Aim.
Pick out each line of the records that includes the string "signal", and copy it.

━━ Dataset excerpts

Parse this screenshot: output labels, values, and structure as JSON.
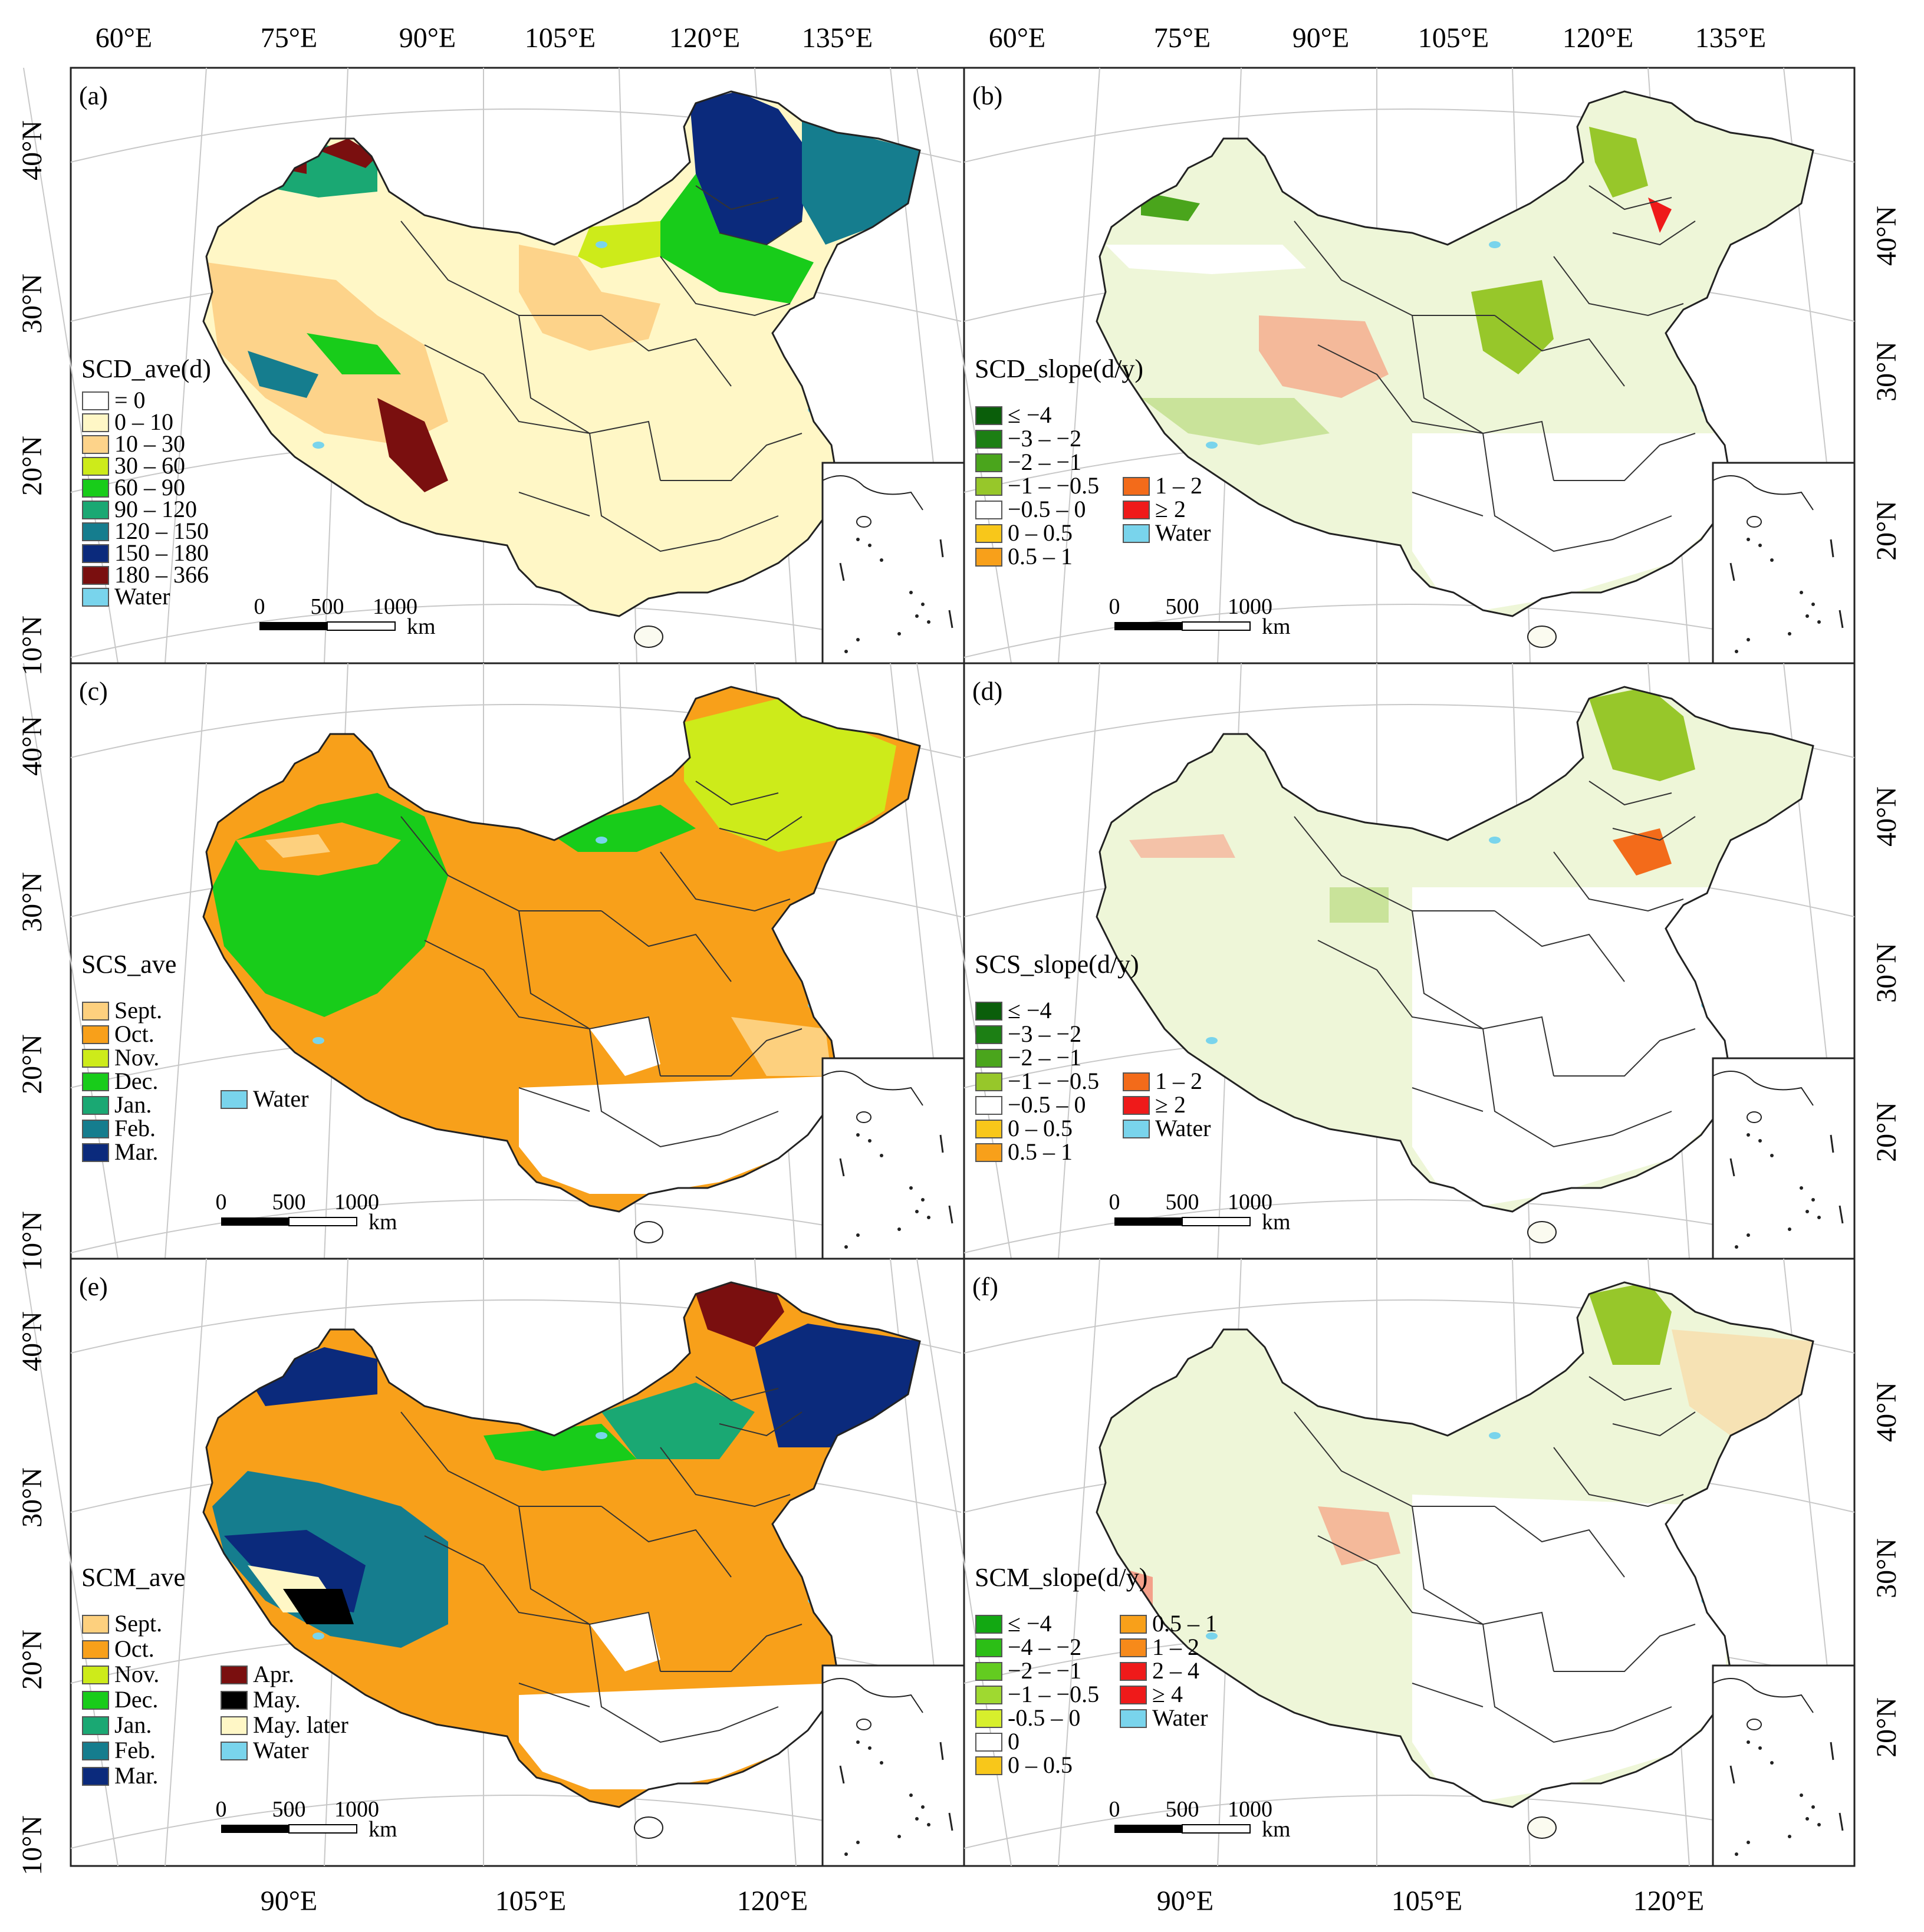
{
  "figure": {
    "top_axis_labels": [
      "60°E",
      "75°E",
      "90°E",
      "105°E",
      "120°E",
      "135°E"
    ],
    "bottom_axis_labels": [
      "90°E",
      "105°E",
      "120°E"
    ],
    "left_axis_labels": {
      "row1": [
        "40°N",
        "30°N",
        "20°N",
        "10°N"
      ],
      "row2": [
        "40°N",
        "30°N",
        "20°N",
        "10°N"
      ],
      "row3": [
        "40°N",
        "30°N",
        "20°N",
        "10°N"
      ]
    },
    "right_axis_labels": {
      "row1": [
        "40°N",
        "30°N",
        "20°N"
      ],
      "row2": [
        "40°N",
        "30°N",
        "20°N"
      ],
      "row3": [
        "40°N",
        "30°N",
        "20°N"
      ]
    },
    "scalebar": {
      "ticks": [
        "0",
        "500",
        "1000"
      ],
      "unit": "km"
    }
  },
  "colors": {
    "white": "#ffffff",
    "pale": "#fff7c6",
    "tan": "#fdd38a",
    "yellowgreen": "#cdeb1a",
    "green": "#18cc1a",
    "teal": "#1aa873",
    "tealblue": "#157d8e",
    "navy": "#0b2a7c",
    "maroon": "#7a0f0f",
    "water": "#79d4ec",
    "orange": "#f8a01a",
    "lightorange": "#fdd07e",
    "black": "#000000",
    "darkgreen1": "#0a5e0a",
    "darkgreen2": "#1c7f14",
    "midgreen": "#4aa51c",
    "lightgreen": "#97c72a",
    "brightgreen1": "#12a812",
    "brightgreen2": "#2cbe16",
    "brightgreen3": "#63cc20",
    "brightgreen4": "#9fd930",
    "limeyellow": "#d7ef2c",
    "ltyellow": "#f8c71a",
    "orange2": "#f78a1a",
    "orange3": "#f36b1a",
    "red": "#ef1a1a",
    "mapbase_slope": "#eef6d8"
  },
  "panels": [
    {
      "id": "a",
      "label": "(a)",
      "legend_title": "SCD_ave(d)",
      "legend_items": [
        {
          "label": "= 0",
          "color": "#ffffff"
        },
        {
          "label": "0 – 10",
          "color": "#fff7c6"
        },
        {
          "label": "10 – 30",
          "color": "#fdd38a"
        },
        {
          "label": "30 – 60",
          "color": "#cdeb1a"
        },
        {
          "label": "60 – 90",
          "color": "#18cc1a"
        },
        {
          "label": "90 – 120",
          "color": "#1aa873"
        },
        {
          "label": "120 – 150",
          "color": "#157d8e"
        },
        {
          "label": "150 – 180",
          "color": "#0b2a7c"
        },
        {
          "label": "180 – 366",
          "color": "#7a0f0f"
        },
        {
          "label": "Water",
          "color": "#79d4ec"
        }
      ],
      "legend_items_col2": []
    },
    {
      "id": "b",
      "label": "(b)",
      "legend_title": "SCD_slope(d/y)",
      "legend_items": [
        {
          "label": "≤ −4",
          "color": "#0a5e0a"
        },
        {
          "label": "−3 – −2",
          "color": "#1c7f14"
        },
        {
          "label": "−2 – −1",
          "color": "#4aa51c"
        },
        {
          "label": "−1 – −0.5",
          "color": "#97c72a"
        },
        {
          "label": "−0.5 – 0",
          "color": "#ffffff"
        },
        {
          "label": "0 – 0.5",
          "color": "#f8c71a"
        },
        {
          "label": "0.5 – 1",
          "color": "#f8a01a"
        }
      ],
      "legend_items_col2": [
        {
          "label": "1 – 2",
          "color": "#f36b1a"
        },
        {
          "label": "≥ 2",
          "color": "#ef1a1a"
        },
        {
          "label": "Water",
          "color": "#79d4ec"
        }
      ]
    },
    {
      "id": "c",
      "label": "(c)",
      "legend_title": "SCS_ave",
      "legend_items": [
        {
          "label": "Sept.",
          "color": "#fdd07e"
        },
        {
          "label": "Oct.",
          "color": "#f8a01a"
        },
        {
          "label": "Nov.",
          "color": "#cdeb1a"
        },
        {
          "label": "Dec.",
          "color": "#18cc1a"
        },
        {
          "label": "Jan.",
          "color": "#1aa873"
        },
        {
          "label": "Feb.",
          "color": "#157d8e"
        },
        {
          "label": "Mar.",
          "color": "#0b2a7c"
        }
      ],
      "legend_items_col2": [
        {
          "label": "Water",
          "color": "#79d4ec"
        }
      ]
    },
    {
      "id": "d",
      "label": "(d)",
      "legend_title": "SCS_slope(d/y)",
      "legend_items": [
        {
          "label": "≤ −4",
          "color": "#0a5e0a"
        },
        {
          "label": "−3 – −2",
          "color": "#1c7f14"
        },
        {
          "label": "−2 – −1",
          "color": "#4aa51c"
        },
        {
          "label": "−1 – −0.5",
          "color": "#97c72a"
        },
        {
          "label": "−0.5 – 0",
          "color": "#ffffff"
        },
        {
          "label": "0 – 0.5",
          "color": "#f8c71a"
        },
        {
          "label": "0.5 – 1",
          "color": "#f8a01a"
        }
      ],
      "legend_items_col2": [
        {
          "label": "1 – 2",
          "color": "#f36b1a"
        },
        {
          "label": "≥ 2",
          "color": "#ef1a1a"
        },
        {
          "label": "Water",
          "color": "#79d4ec"
        }
      ]
    },
    {
      "id": "e",
      "label": "(e)",
      "legend_title": "SCM_ave",
      "legend_items": [
        {
          "label": "Sept.",
          "color": "#fdd07e"
        },
        {
          "label": "Oct.",
          "color": "#f8a01a"
        },
        {
          "label": "Nov.",
          "color": "#cdeb1a"
        },
        {
          "label": "Dec.",
          "color": "#18cc1a"
        },
        {
          "label": "Jan.",
          "color": "#1aa873"
        },
        {
          "label": "Feb.",
          "color": "#157d8e"
        },
        {
          "label": "Mar.",
          "color": "#0b2a7c"
        }
      ],
      "legend_items_col2": [
        {
          "label": "Apr.",
          "color": "#7a0f0f"
        },
        {
          "label": "May.",
          "color": "#000000"
        },
        {
          "label": "May. later",
          "color": "#fff7c6"
        },
        {
          "label": "Water",
          "color": "#79d4ec"
        }
      ]
    },
    {
      "id": "f",
      "label": "(f)",
      "legend_title": "SCM_slope(d/y)",
      "legend_items": [
        {
          "label": "≤ −4",
          "color": "#12a812"
        },
        {
          "label": "−4 – −2",
          "color": "#2cbe16"
        },
        {
          "label": "−2 – −1",
          "color": "#63cc20"
        },
        {
          "label": "−1 – −0.5",
          "color": "#9fd930"
        },
        {
          "label": "-0.5 – 0",
          "color": "#d7ef2c"
        },
        {
          "label": "0",
          "color": "#ffffff"
        },
        {
          "label": "0 – 0.5",
          "color": "#f8c71a"
        }
      ],
      "legend_items_col2": [
        {
          "label": "0.5 – 1",
          "color": "#f8a01a"
        },
        {
          "label": "1 – 2",
          "color": "#f78a1a"
        },
        {
          "label": "2 – 4",
          "color": "#ef1a1a"
        },
        {
          "label": "≥ 4",
          "color": "#ef1a1a"
        },
        {
          "label": "Water",
          "color": "#79d4ec"
        }
      ]
    }
  ]
}
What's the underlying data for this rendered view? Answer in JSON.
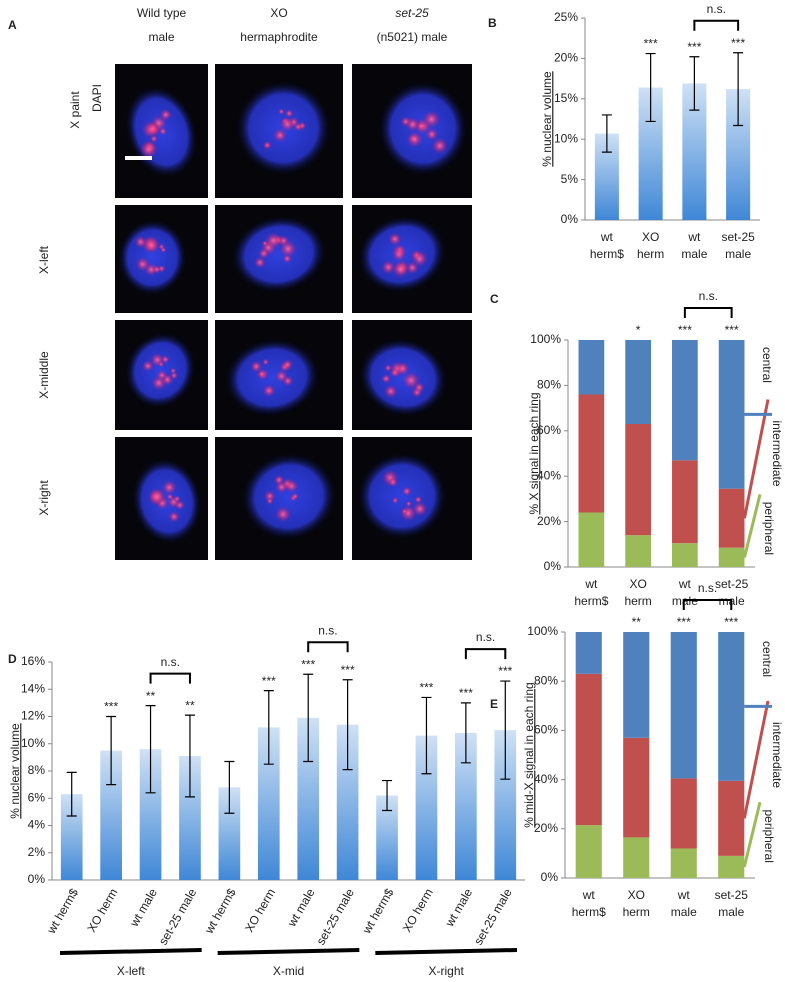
{
  "panel_a": {
    "label": "A",
    "columns": [
      [
        "Wild type",
        "male"
      ],
      [
        "XO",
        "hermaphrodite"
      ],
      [
        "set-25",
        "(n5021) male"
      ]
    ],
    "stains": [
      "X paint",
      "DAPI"
    ],
    "rows": [
      "X-left",
      "X-middle",
      "X-right"
    ]
  },
  "chart_data": [
    {
      "type": "bar",
      "panel_label": "B",
      "y_label": "% nuclear volume",
      "categories": [
        [
          "wt",
          "herm$"
        ],
        [
          "XO",
          "herm"
        ],
        [
          "wt",
          "male"
        ],
        [
          "set-25",
          "male"
        ]
      ],
      "values": [
        10.7,
        16.4,
        16.9,
        16.2
      ],
      "errors": [
        2.3,
        4.2,
        3.3,
        4.5
      ],
      "significance": [
        null,
        "***",
        "***",
        "***"
      ],
      "annotations": [
        "n.s."
      ],
      "color": "#3f87d6",
      "ylim": [
        0,
        25
      ],
      "yticks": [
        {
          "value": 0,
          "label": "0%"
        },
        {
          "value": 5,
          "label": "5%"
        },
        {
          "value": 10,
          "label": "10%"
        },
        {
          "value": 15,
          "label": "15%"
        },
        {
          "value": 20,
          "label": "20%"
        },
        {
          "value": 25,
          "label": "25%"
        }
      ]
    },
    {
      "type": "stacked_bar",
      "panel_label": "C",
      "y_label": "% X signal in each ring",
      "categories": [
        [
          "wt",
          "herm$"
        ],
        [
          "XO",
          "herm"
        ],
        [
          "wt",
          "male"
        ],
        [
          "set-25",
          "male"
        ]
      ],
      "series": [
        {
          "name": "peripheral",
          "color": "#9bbb59",
          "values": [
            24,
            14,
            10.5,
            8.5
          ]
        },
        {
          "name": "intermediate",
          "color": "#c0504d",
          "values": [
            52,
            49,
            36.5,
            26
          ]
        },
        {
          "name": "central",
          "color": "#4f81bd",
          "values": [
            24,
            37,
            53,
            65.5
          ]
        }
      ],
      "significance": [
        null,
        "*",
        "***",
        "***"
      ],
      "annotations": [
        "n.s."
      ],
      "ylim": [
        0,
        100
      ],
      "yticks": [
        {
          "value": 0,
          "label": "0%"
        },
        {
          "value": 20,
          "label": "20%"
        },
        {
          "value": 40,
          "label": "40%"
        },
        {
          "value": 60,
          "label": "60%"
        },
        {
          "value": 80,
          "label": "80%"
        },
        {
          "value": 100,
          "label": "100%"
        }
      ]
    },
    {
      "type": "bar",
      "panel_label": "D",
      "y_label": "% nuclear volume",
      "categories": [
        "wt herm$",
        "XO herm",
        "wt male",
        "set-25 male",
        "wt herm$",
        "XO herm",
        "wt male",
        "set-25 male",
        "wt herm$",
        "XO herm",
        "wt male",
        "set-25 male"
      ],
      "groups": [
        "X-left",
        "X-mid",
        "X-right"
      ],
      "values": [
        6.3,
        9.5,
        9.6,
        9.1,
        6.8,
        11.2,
        11.9,
        11.4,
        6.2,
        10.6,
        10.8,
        11.0
      ],
      "errors": [
        1.6,
        2.5,
        3.2,
        3.0,
        1.9,
        2.7,
        3.2,
        3.3,
        1.1,
        2.8,
        2.2,
        3.6
      ],
      "significance": [
        null,
        "***",
        "**",
        "**",
        null,
        "***",
        "***",
        "***",
        null,
        "***",
        "***",
        "***"
      ],
      "annotations": [
        "n.s.",
        "n.s.",
        "n.s."
      ],
      "color": "#3f87d6",
      "ylim": [
        0,
        16
      ],
      "yticks": [
        {
          "value": 0,
          "label": "0%"
        },
        {
          "value": 2,
          "label": "2%"
        },
        {
          "value": 4,
          "label": "4%"
        },
        {
          "value": 6,
          "label": "6%"
        },
        {
          "value": 8,
          "label": "8%"
        },
        {
          "value": 10,
          "label": "10%"
        },
        {
          "value": 12,
          "label": "12%"
        },
        {
          "value": 14,
          "label": "14%"
        },
        {
          "value": 16,
          "label": "16%"
        }
      ]
    },
    {
      "type": "stacked_bar",
      "panel_label": "E",
      "y_label": "% mid-X signal in each ring",
      "categories": [
        [
          "wt",
          "herm$"
        ],
        [
          "XO",
          "herm"
        ],
        [
          "wt",
          "male"
        ],
        [
          "set-25",
          "male"
        ]
      ],
      "series": [
        {
          "name": "peripheral",
          "color": "#9bbb59",
          "values": [
            21.5,
            16.5,
            12,
            9
          ]
        },
        {
          "name": "intermediate",
          "color": "#c0504d",
          "values": [
            61.5,
            40.5,
            28.5,
            30.5
          ]
        },
        {
          "name": "central",
          "color": "#4f81bd",
          "values": [
            17,
            43,
            59.5,
            60.5
          ]
        }
      ],
      "significance": [
        null,
        "**",
        "***",
        "***"
      ],
      "annotations": [
        "n.s."
      ],
      "ylim": [
        0,
        100
      ],
      "yticks": [
        {
          "value": 0,
          "label": "0%"
        },
        {
          "value": 20,
          "label": "20%"
        },
        {
          "value": 40,
          "label": "40%"
        },
        {
          "value": 60,
          "label": "60%"
        },
        {
          "value": 80,
          "label": "80%"
        },
        {
          "value": 100,
          "label": "100%"
        }
      ]
    }
  ]
}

━━━━

Written answer.
      "y_label": "% X signal in each ring",
      "y_label": "% mid-X signal in each ring",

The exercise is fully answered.